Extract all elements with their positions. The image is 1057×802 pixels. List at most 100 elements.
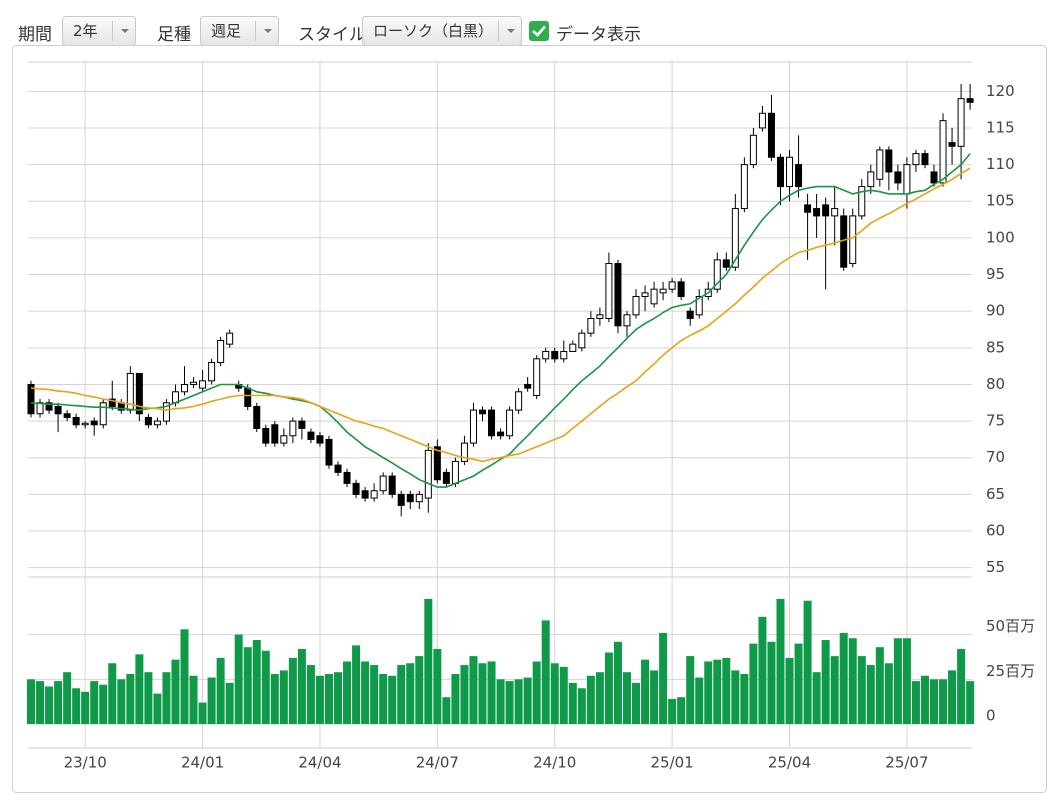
volume-bar <box>388 675 397 724</box>
x-tick-label: 25/07 <box>885 754 928 772</box>
volume-bar <box>514 679 523 724</box>
x-tick-label: 24/07 <box>416 754 459 772</box>
candle-body <box>415 493 423 503</box>
x-tick-label: 24/01 <box>181 754 224 772</box>
check-icon <box>532 25 546 37</box>
candle-body <box>442 471 450 484</box>
volume-bar <box>216 657 225 724</box>
volume-bar <box>505 681 514 724</box>
volume-tick-label: 0 <box>986 707 996 725</box>
volume-tick-label: 50百万 <box>986 617 1035 635</box>
volume-bar <box>487 661 496 724</box>
volume-bar <box>135 654 144 724</box>
volume-bar <box>252 640 261 724</box>
volume-bar <box>370 665 379 724</box>
candle-body <box>280 435 288 444</box>
volume-bar <box>776 598 785 724</box>
candle-body <box>623 314 631 327</box>
volume-bar <box>722 657 731 724</box>
candle-body <box>262 427 270 444</box>
candle-body <box>542 350 550 360</box>
volume-bar <box>812 672 821 724</box>
moving-average-line <box>30 153 971 488</box>
candle-body <box>560 350 568 360</box>
y-tick-label: 90 <box>986 302 1005 320</box>
candle-body <box>325 438 333 466</box>
volume-bar <box>659 632 668 724</box>
candle-body <box>767 112 775 158</box>
candle-body <box>912 153 920 166</box>
dropdown-arrow <box>112 21 135 41</box>
volume-bar <box>713 659 722 724</box>
candle-body <box>551 350 559 360</box>
y-tick-label: 100 <box>986 228 1015 246</box>
volume-bar <box>279 670 288 724</box>
volume-bar <box>704 661 713 724</box>
candle-body <box>370 490 378 499</box>
volume-bar <box>306 665 315 724</box>
style-select[interactable]: ローソク（白黒） <box>362 16 522 46</box>
volume-bar <box>297 648 306 724</box>
candle-body <box>298 420 306 429</box>
candle-body <box>244 387 252 407</box>
volume-bar <box>99 684 108 724</box>
volume-bar <box>966 681 975 724</box>
candle-body <box>469 409 477 444</box>
volume-bar <box>379 673 388 724</box>
x-tick-label: 23/10 <box>64 754 107 772</box>
volume-bar <box>442 697 451 724</box>
volume-bar <box>622 672 631 724</box>
data-checkbox[interactable] <box>529 21 549 41</box>
candle-body <box>786 156 794 188</box>
volume-bar <box>794 643 803 724</box>
volume-bar <box>180 629 189 724</box>
candle-body <box>424 449 432 499</box>
volume-bar <box>334 672 343 724</box>
volume-tick-label: 25百万 <box>986 662 1035 680</box>
period-label: 期間 <box>18 25 52 45</box>
volume-bar <box>821 640 830 724</box>
moving-average-line <box>30 167 971 463</box>
volume-bar <box>469 656 478 724</box>
volume-bar <box>695 677 704 724</box>
volume-bar <box>948 670 957 724</box>
candle-body <box>722 259 730 268</box>
volume-bar <box>72 688 81 724</box>
volume-bar <box>803 600 812 724</box>
candle-body <box>388 475 396 495</box>
candle-body <box>758 112 766 129</box>
candle-body <box>153 420 161 426</box>
candle-body <box>135 372 143 415</box>
volume-bar <box>153 693 162 724</box>
candle-body <box>957 98 965 147</box>
candle-body <box>379 475 387 492</box>
candle-body <box>497 431 505 437</box>
candle-body <box>587 318 595 334</box>
candle-body <box>226 332 234 345</box>
volume-bar <box>875 647 884 724</box>
candle-body <box>334 464 342 473</box>
volume-bar <box>108 663 117 724</box>
period-value: 2年 <box>73 22 98 40</box>
volume-bar <box>352 645 361 724</box>
candle-body <box>45 402 53 411</box>
volume-bar <box>90 681 99 724</box>
candle-body <box>804 204 812 213</box>
volume-bar <box>117 679 126 724</box>
candle-body <box>605 263 613 319</box>
y-tick-label: 75 <box>986 412 1005 430</box>
dropdown-arrow <box>498 21 521 41</box>
volume-bar <box>586 675 595 724</box>
candle-body <box>217 339 225 363</box>
candle-body <box>713 259 721 290</box>
candle-body <box>108 398 116 407</box>
candle-body <box>54 405 62 415</box>
y-tick-label: 80 <box>986 375 1005 393</box>
candle-body <box>199 380 207 389</box>
candle-body <box>433 446 441 481</box>
volume-bar <box>911 681 920 724</box>
candle-body <box>271 424 279 444</box>
volume-bar <box>532 661 541 724</box>
volume-bar <box>902 638 911 724</box>
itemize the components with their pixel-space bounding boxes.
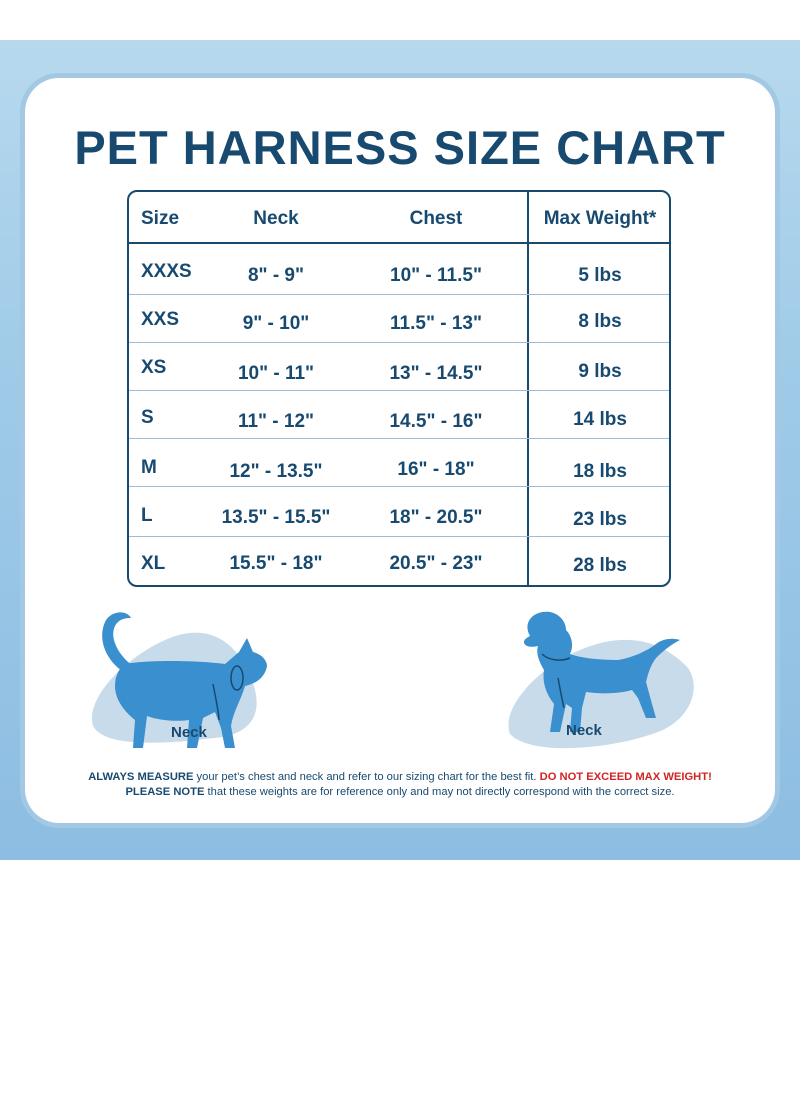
cat-illustration xyxy=(91,612,267,748)
dog-neck-label: Neck xyxy=(566,722,602,739)
size-cell: XXXS xyxy=(141,261,192,282)
weight-cell: 9 lbs xyxy=(578,361,622,382)
weight-cell: 28 lbs xyxy=(573,555,627,576)
row-divider xyxy=(129,342,669,343)
weight-cell: 23 lbs xyxy=(573,509,627,530)
header-max-weight: Max Weight* xyxy=(543,208,657,229)
weight-cell: 8 lbs xyxy=(578,311,622,332)
note-line1-text: your pet’s chest and neck and refer to o… xyxy=(193,771,540,783)
table-row: L 13.5" - 15.5" 18" - 20.5" 23 lbs xyxy=(129,489,669,537)
measuring-note: ALWAYS MEASURE your pet’s chest and neck… xyxy=(25,770,775,800)
chest-cell: 13" - 14.5" xyxy=(389,363,483,384)
weight-cell: 14 lbs xyxy=(573,409,627,430)
size-cell: XXS xyxy=(141,309,180,330)
cat-chest-strap xyxy=(212,683,220,721)
dog-chest-strap xyxy=(557,677,565,709)
neck-cell: 9" - 10" xyxy=(242,313,310,334)
neck-cell: 15.5" - 18" xyxy=(229,553,323,574)
cat-neck-strap xyxy=(230,665,244,691)
neck-cell: 12" - 13.5" xyxy=(229,461,323,482)
size-cell: XS xyxy=(141,357,167,378)
table-row: XXS 9" - 10" 11.5" - 13" 8 lbs xyxy=(129,295,669,343)
dog-neck-strap xyxy=(541,653,571,661)
note-line-1: ALWAYS MEASURE your pet’s chest and neck… xyxy=(25,770,775,785)
note-line-2: PLEASE NOTE that these weights are for r… xyxy=(25,785,775,800)
table-row: XXXS 8" - 9" 10" - 11.5" 5 lbs xyxy=(129,247,669,295)
neck-cell: 8" - 9" xyxy=(247,265,305,286)
row-divider xyxy=(129,536,669,537)
size-cell: M xyxy=(141,457,157,478)
row-divider xyxy=(129,294,669,295)
table-header-row: Size Neck Chest Max Weight* xyxy=(129,192,669,244)
weight-cell: 18 lbs xyxy=(573,461,627,482)
dog-illustration xyxy=(508,611,694,749)
neck-cell: 11" - 12" xyxy=(237,411,315,432)
size-table: Size Neck Chest Max Weight* XXXS 8" - 9"… xyxy=(127,190,671,587)
cat-neck-label: Neck xyxy=(171,724,207,741)
table-row: XS 10" - 11" 13" - 14.5" 9 lbs xyxy=(129,343,669,391)
chest-cell: 20.5" - 23" xyxy=(389,553,483,574)
cat-icon xyxy=(102,612,267,748)
chest-cell: 18" - 20.5" xyxy=(389,507,483,528)
note-please-note: PLEASE NOTE xyxy=(125,786,205,798)
table-row: XL 15.5" - 18" 20.5" - 23" 28 lbs xyxy=(129,537,669,585)
chest-cell: 16" - 18" xyxy=(397,459,475,480)
header-size: Size xyxy=(141,208,180,229)
note-line2-text: that these weights are for reference onl… xyxy=(204,786,675,798)
note-max-weight-warning: DO NOT EXCEED MAX WEIGHT! xyxy=(539,771,712,783)
header-chest: Chest xyxy=(409,208,463,229)
size-cell: XL xyxy=(141,553,166,574)
header-neck: Neck xyxy=(253,208,299,229)
cat-chest-label: Chest xyxy=(174,758,216,775)
size-cell: S xyxy=(141,407,154,428)
table-row: S 11" - 12" 14.5" - 16" 14 lbs xyxy=(129,391,669,439)
note-always-measure: ALWAYS MEASURE xyxy=(88,771,194,783)
row-divider xyxy=(129,438,669,439)
neck-cell: 10" - 11" xyxy=(237,363,315,384)
table-row: M 12" - 13.5" 16" - 18" 18 lbs xyxy=(129,439,669,487)
row-divider xyxy=(129,486,669,487)
weight-cell: 5 lbs xyxy=(578,265,622,286)
chart-title: PET HARNESS SIZE CHART xyxy=(74,121,726,174)
chest-cell: 11.5" - 13" xyxy=(390,313,482,334)
row-divider xyxy=(129,390,669,391)
size-chart-card: PET HARNESS SIZE CHART Size Neck Chest M… xyxy=(25,78,775,823)
pet-illustrations: Neck Chest Neck Chest xyxy=(25,598,775,777)
neck-cell: 13.5" - 15.5" xyxy=(221,507,331,528)
chest-cell: 14.5" - 16" xyxy=(389,411,483,432)
chest-cell: 10" - 11.5" xyxy=(390,265,482,286)
table-divider xyxy=(527,192,529,585)
dog-chest-label: Chest xyxy=(555,760,597,777)
size-cell: L xyxy=(141,505,153,526)
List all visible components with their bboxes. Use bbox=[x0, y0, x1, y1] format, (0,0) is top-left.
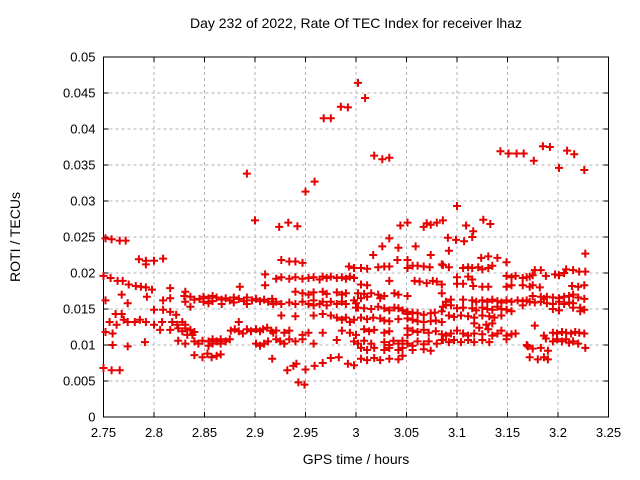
y-tick-label: 0.045 bbox=[63, 86, 96, 101]
x-tick-label: 2.9 bbox=[246, 425, 264, 440]
x-tick-label: 3 bbox=[352, 425, 359, 440]
x-tick-label: 3.1 bbox=[448, 425, 466, 440]
y-tick-label: 0.035 bbox=[63, 158, 96, 173]
y-axis-label: ROTI / TECUs bbox=[7, 192, 23, 282]
x-tick-label: 3.05 bbox=[394, 425, 419, 440]
y-tick-label: 0.005 bbox=[63, 374, 96, 389]
x-tick-label: 3.2 bbox=[549, 425, 567, 440]
plot-border bbox=[103, 56, 609, 418]
y-tick-label: 0.03 bbox=[70, 194, 95, 209]
y-tick-label: 0.015 bbox=[63, 302, 96, 317]
y-tick-label: 0.025 bbox=[63, 230, 96, 245]
y-tick-label: 0.02 bbox=[70, 266, 95, 281]
x-tick-label: 3.15 bbox=[495, 425, 520, 440]
x-tick-label: 2.95 bbox=[293, 425, 318, 440]
x-tick-label: 2.8 bbox=[145, 425, 163, 440]
x-tick-label: 2.85 bbox=[192, 425, 217, 440]
y-tick-label: 0.04 bbox=[70, 122, 95, 137]
x-axis-label: GPS time / hours bbox=[302, 451, 410, 467]
data-point-markers bbox=[99, 78, 590, 389]
y-tick-label: 0.01 bbox=[70, 338, 95, 353]
y-tick-label: 0.05 bbox=[70, 50, 95, 65]
x-tick-label: 2.75 bbox=[91, 425, 116, 440]
y-tick-label: 0 bbox=[88, 410, 95, 425]
x-tick-label: 3.25 bbox=[596, 425, 621, 440]
chart-title: Day 232 of 2022, Rate Of TEC Index for r… bbox=[189, 15, 523, 31]
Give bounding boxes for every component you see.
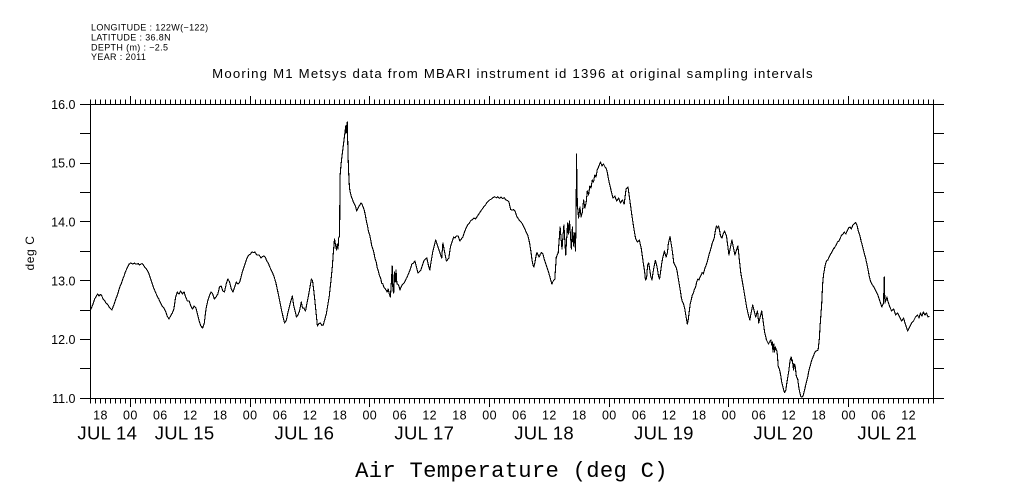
svg-text:06: 06 — [273, 409, 288, 423]
svg-text:18: 18 — [692, 409, 707, 423]
svg-text:JUL 16: JUL 16 — [275, 423, 335, 444]
svg-text:18: 18 — [572, 409, 587, 423]
svg-text:06: 06 — [512, 409, 527, 423]
svg-text:06: 06 — [153, 409, 168, 423]
svg-text:00: 00 — [602, 409, 617, 423]
svg-text:JUL 17: JUL 17 — [394, 423, 454, 444]
svg-text:18: 18 — [93, 409, 108, 423]
svg-text:00: 00 — [841, 409, 856, 423]
svg-text:12: 12 — [781, 409, 796, 423]
svg-text:JUL 15: JUL 15 — [155, 423, 215, 444]
svg-text:12: 12 — [422, 409, 437, 423]
svg-text:06: 06 — [752, 409, 767, 423]
svg-text:YEAR : 2011: YEAR : 2011 — [91, 52, 146, 62]
svg-text:00: 00 — [243, 409, 258, 423]
svg-text:12: 12 — [901, 409, 916, 423]
svg-text:12: 12 — [542, 409, 557, 423]
svg-text:00: 00 — [722, 409, 737, 423]
svg-text:Air Temperature (deg C): Air Temperature (deg C) — [355, 459, 668, 484]
svg-text:06: 06 — [632, 409, 647, 423]
svg-text:18: 18 — [213, 409, 228, 423]
svg-text:11.0: 11.0 — [52, 392, 75, 406]
svg-text:18: 18 — [452, 409, 467, 423]
svg-text:00: 00 — [123, 409, 138, 423]
svg-text:18: 18 — [811, 409, 826, 423]
svg-text:00: 00 — [482, 409, 497, 423]
svg-text:00: 00 — [362, 409, 377, 423]
svg-text:06: 06 — [871, 409, 886, 423]
svg-text:Mooring M1 Metsys data from MB: Mooring M1 Metsys data from MBARI instru… — [212, 66, 814, 81]
svg-text:JUL 18: JUL 18 — [514, 423, 574, 444]
svg-text:12.0: 12.0 — [51, 333, 75, 347]
svg-text:JUL 21: JUL 21 — [857, 423, 917, 444]
svg-text:15.0: 15.0 — [51, 157, 75, 171]
svg-text:16.0: 16.0 — [51, 98, 75, 112]
svg-text:12: 12 — [662, 409, 677, 423]
svg-text:06: 06 — [392, 409, 407, 423]
svg-text:18: 18 — [333, 409, 348, 423]
svg-text:JUL 20: JUL 20 — [753, 423, 813, 444]
svg-text:13.0: 13.0 — [51, 274, 75, 288]
svg-text:JUL 19: JUL 19 — [634, 423, 694, 444]
svg-text:12: 12 — [303, 409, 318, 423]
svg-text:LATITUDE : 36.8N: LATITUDE : 36.8N — [91, 32, 171, 42]
svg-text:DEPTH (m) : −2.5: DEPTH (m) : −2.5 — [91, 42, 168, 52]
svg-text:14.0: 14.0 — [51, 216, 75, 230]
svg-text:LONGITUDE : 122W(−122): LONGITUDE : 122W(−122) — [91, 23, 208, 33]
svg-text:12: 12 — [183, 409, 198, 423]
svg-text:JUL 14: JUL 14 — [77, 423, 137, 444]
svg-text:deg C: deg C — [23, 235, 37, 270]
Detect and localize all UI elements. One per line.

------------

--- WORK INSTRUCTIONS ---
Could you rewrite the records from the line containing "svg-text:06: 06 — [273, 409, 288, 423]" through the line containing "svg-text:00: 00 — [243, 409, 258, 423]" with every "JUL" changed to "JULY" and nothing else altered, returning only those lines?

--- CORRECT RESPONSE ---
svg-text:06: 06 — [273, 409, 288, 423]
svg-text:18: 18 — [692, 409, 707, 423]
svg-text:JULY 16: JULY 16 — [275, 423, 335, 444]
svg-text:18: 18 — [572, 409, 587, 423]
svg-text:06: 06 — [512, 409, 527, 423]
svg-text:06: 06 — [153, 409, 168, 423]
svg-text:00: 00 — [602, 409, 617, 423]
svg-text:JULY 17: JULY 17 — [394, 423, 454, 444]
svg-text:18: 18 — [93, 409, 108, 423]
svg-text:00: 00 — [841, 409, 856, 423]
svg-text:12: 12 — [781, 409, 796, 423]
svg-text:JULY 15: JULY 15 — [155, 423, 215, 444]
svg-text:12: 12 — [422, 409, 437, 423]
svg-text:06: 06 — [752, 409, 767, 423]
svg-text:YEAR : 2011: YEAR : 2011 — [91, 52, 146, 62]
svg-text:00: 00 — [243, 409, 258, 423]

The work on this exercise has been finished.